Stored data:
=====

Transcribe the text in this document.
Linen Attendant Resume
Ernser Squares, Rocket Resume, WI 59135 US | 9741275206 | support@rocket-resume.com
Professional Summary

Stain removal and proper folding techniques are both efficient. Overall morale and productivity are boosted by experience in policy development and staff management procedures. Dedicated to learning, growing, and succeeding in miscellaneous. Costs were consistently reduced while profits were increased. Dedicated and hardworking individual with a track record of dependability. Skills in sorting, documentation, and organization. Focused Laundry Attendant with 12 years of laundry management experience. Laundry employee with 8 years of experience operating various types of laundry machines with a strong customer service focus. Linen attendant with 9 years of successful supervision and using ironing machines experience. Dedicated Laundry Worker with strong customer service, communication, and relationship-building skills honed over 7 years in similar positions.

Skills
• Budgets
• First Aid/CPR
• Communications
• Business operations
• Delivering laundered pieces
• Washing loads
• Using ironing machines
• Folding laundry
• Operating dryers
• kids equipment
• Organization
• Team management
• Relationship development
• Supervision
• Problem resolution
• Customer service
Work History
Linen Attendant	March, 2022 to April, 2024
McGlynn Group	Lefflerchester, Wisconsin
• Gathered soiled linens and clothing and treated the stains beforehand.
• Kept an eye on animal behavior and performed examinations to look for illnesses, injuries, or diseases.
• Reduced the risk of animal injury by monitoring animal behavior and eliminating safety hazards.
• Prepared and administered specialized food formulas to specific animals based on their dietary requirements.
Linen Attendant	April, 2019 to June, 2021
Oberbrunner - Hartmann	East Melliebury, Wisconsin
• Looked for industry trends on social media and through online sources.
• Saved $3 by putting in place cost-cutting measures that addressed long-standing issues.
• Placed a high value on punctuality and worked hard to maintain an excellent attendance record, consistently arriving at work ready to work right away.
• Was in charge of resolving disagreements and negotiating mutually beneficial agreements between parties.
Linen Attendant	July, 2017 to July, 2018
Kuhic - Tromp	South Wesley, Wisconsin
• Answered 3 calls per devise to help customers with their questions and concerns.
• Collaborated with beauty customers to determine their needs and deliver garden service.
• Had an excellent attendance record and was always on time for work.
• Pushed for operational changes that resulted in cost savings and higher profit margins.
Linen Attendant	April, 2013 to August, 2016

=====

THE PROBLEM >>
Go through the records above and retype each one exactly.

RESULT OF THIS TASK >>
Transcribe the text in this document.
Linen Attendant Resume
Ernser Squares, Rocket Resume, WI 59135 US | 9741275206 | support@rocket-resume.com
Professional Summary

Stain removal and proper folding techniques are both efficient. Overall morale and productivity are boosted by experience in policy development and staff management procedures. Dedicated to learning, growing, and succeeding in miscellaneous. Costs were consistently reduced while profits were increased. Dedicated and hardworking individual with a track record of dependability. Skills in sorting, documentation, and organization. Focused Laundry Attendant with 12 years of laundry management experience. Laundry employee with 8 years of experience operating various types of laundry machines with a strong customer service focus. Linen attendant with 9 years of successful supervision and using ironing machines experience. Dedicated Laundry Worker with strong customer service, communication, and relationship-building skills honed over 7 years in similar positions.

Skills
• Budgets
• First Aid/CPR
• Communications
• Business operations
• Delivering laundered pieces
• Washing loads
• Using ironing machines
• Folding laundry
• Operating dryers
• kids equipment
• Organization
• Team management
• Relationship development
• Supervision
• Problem resolution
• Customer service
Work History
Linen Attendant	March, 2022 to April, 2024
McGlynn Group	Lefflerchester, Wisconsin
• Gathered soiled linens and clothing and treated the stains beforehand.
• Kept an eye on animal behavior and performed examinations to look for illnesses, injuries, or diseases.
• Reduced the risk of animal injury by monitoring animal behavior and eliminating safety hazards.
• Prepared and administered specialized food formulas to specific animals based on their dietary requirements.
Linen Attendant	April, 2019 to June, 2021
Oberbrunner - Hartmann	East Melliebury, Wisconsin
• Looked for industry trends on social media and through online sources.
• Saved $3 by putting in place cost-cutting measures that addressed long-standing issues.
• Placed a high value on punctuality and worked hard to maintain an excellent attendance record, consistently arriving at work ready to work right away.
• Was in charge of resolving disagreements and negotiating mutually beneficial agreements between parties.
Linen Attendant	July, 2017 to July, 2018
Kuhic - Tromp	South Wesley, Wisconsin
• Answered 3 calls per devise to help customers with their questions and concerns.
• Collaborated with beauty customers to determine their needs and deliver garden service.
• Had an excellent attendance record and was always on time for work.
• Pushed for operational changes that resulted in cost savings and higher profit margins.
Linen Attendant	April, 2013 to August, 2016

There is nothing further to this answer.